**Task to carry out**
Output solely the number of lines containing the string "content".

**Records supplied**
--- begin ---

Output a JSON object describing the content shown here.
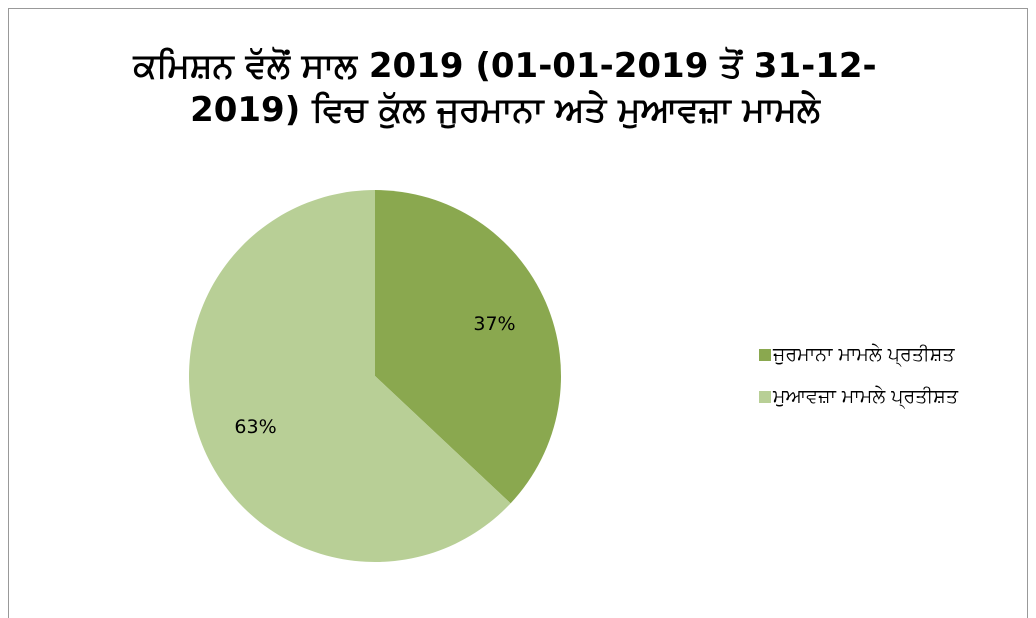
{
  "chart_data": {
    "type": "pie",
    "title": "ਕਮਿਸ਼ਨ ਵੱਲੋਂ ਸਾਲ 2019 (01-01-2019 ਤੋਂ 31-12-2019) ਵਿਚ ਕੁੱਲ ਜੁਰਮਾਨਾ ਅਤੇ ਮੁਆਵਜ਼ਾ ਮਾਮਲੇ",
    "categories": [
      "ਜੁਰਮਾਨਾ ਮਾਮਲੇ ਪ੍ਰਤੀਸ਼ਤ",
      "ਮੁਆਵਜ਼ਾ ਮਾਮਲੇ ਪ੍ਰਤੀਸ਼ਤ"
    ],
    "values": [
      37,
      63
    ],
    "value_labels": [
      "37%",
      "63%"
    ],
    "colors": [
      "#8aa84f",
      "#b8cf96"
    ],
    "legend": "right"
  }
}
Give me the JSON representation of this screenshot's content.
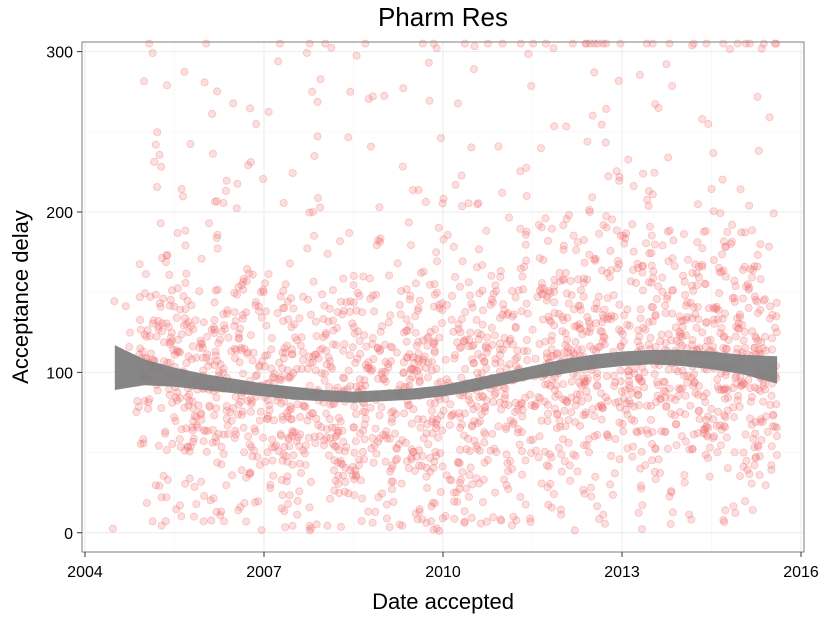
{
  "chart_data": {
    "type": "scatter",
    "title": "Pharm Res",
    "xlabel": "Date accepted",
    "ylabel": "Acceptance delay",
    "xlim": [
      2003.95,
      2016.05
    ],
    "ylim": [
      -12,
      306
    ],
    "x_ticks": [
      2004,
      2007,
      2010,
      2013,
      2016
    ],
    "y_ticks": [
      0,
      100,
      200,
      300
    ],
    "grid": true,
    "point_color": "#f26b6b",
    "point_opacity": 0.22,
    "smooth_color": "#7f7f7f",
    "x_range_of_points": [
      2004.45,
      2015.6
    ],
    "smooth_band": [
      {
        "x": 2004.5,
        "lo": 89,
        "hi": 117
      },
      {
        "x": 2005.0,
        "lo": 92,
        "hi": 108
      },
      {
        "x": 2005.5,
        "lo": 91,
        "hi": 103
      },
      {
        "x": 2006.0,
        "lo": 89,
        "hi": 99
      },
      {
        "x": 2006.5,
        "lo": 87,
        "hi": 96
      },
      {
        "x": 2007.0,
        "lo": 85,
        "hi": 93
      },
      {
        "x": 2007.5,
        "lo": 83,
        "hi": 91
      },
      {
        "x": 2008.0,
        "lo": 82,
        "hi": 89
      },
      {
        "x": 2008.5,
        "lo": 81,
        "hi": 88
      },
      {
        "x": 2009.0,
        "lo": 82,
        "hi": 89
      },
      {
        "x": 2009.5,
        "lo": 83,
        "hi": 90
      },
      {
        "x": 2010.0,
        "lo": 85,
        "hi": 92
      },
      {
        "x": 2010.5,
        "lo": 88,
        "hi": 96
      },
      {
        "x": 2011.0,
        "lo": 92,
        "hi": 100
      },
      {
        "x": 2011.5,
        "lo": 96,
        "hi": 104
      },
      {
        "x": 2012.0,
        "lo": 99,
        "hi": 108
      },
      {
        "x": 2012.5,
        "lo": 102,
        "hi": 111
      },
      {
        "x": 2013.0,
        "lo": 104,
        "hi": 113
      },
      {
        "x": 2013.5,
        "lo": 105,
        "hi": 114
      },
      {
        "x": 2014.0,
        "lo": 104,
        "hi": 114
      },
      {
        "x": 2014.5,
        "lo": 102,
        "hi": 113
      },
      {
        "x": 2015.0,
        "lo": 99,
        "hi": 111
      },
      {
        "x": 2015.6,
        "lo": 93,
        "hi": 110
      }
    ]
  }
}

--- end ---

**Answer to the task**
2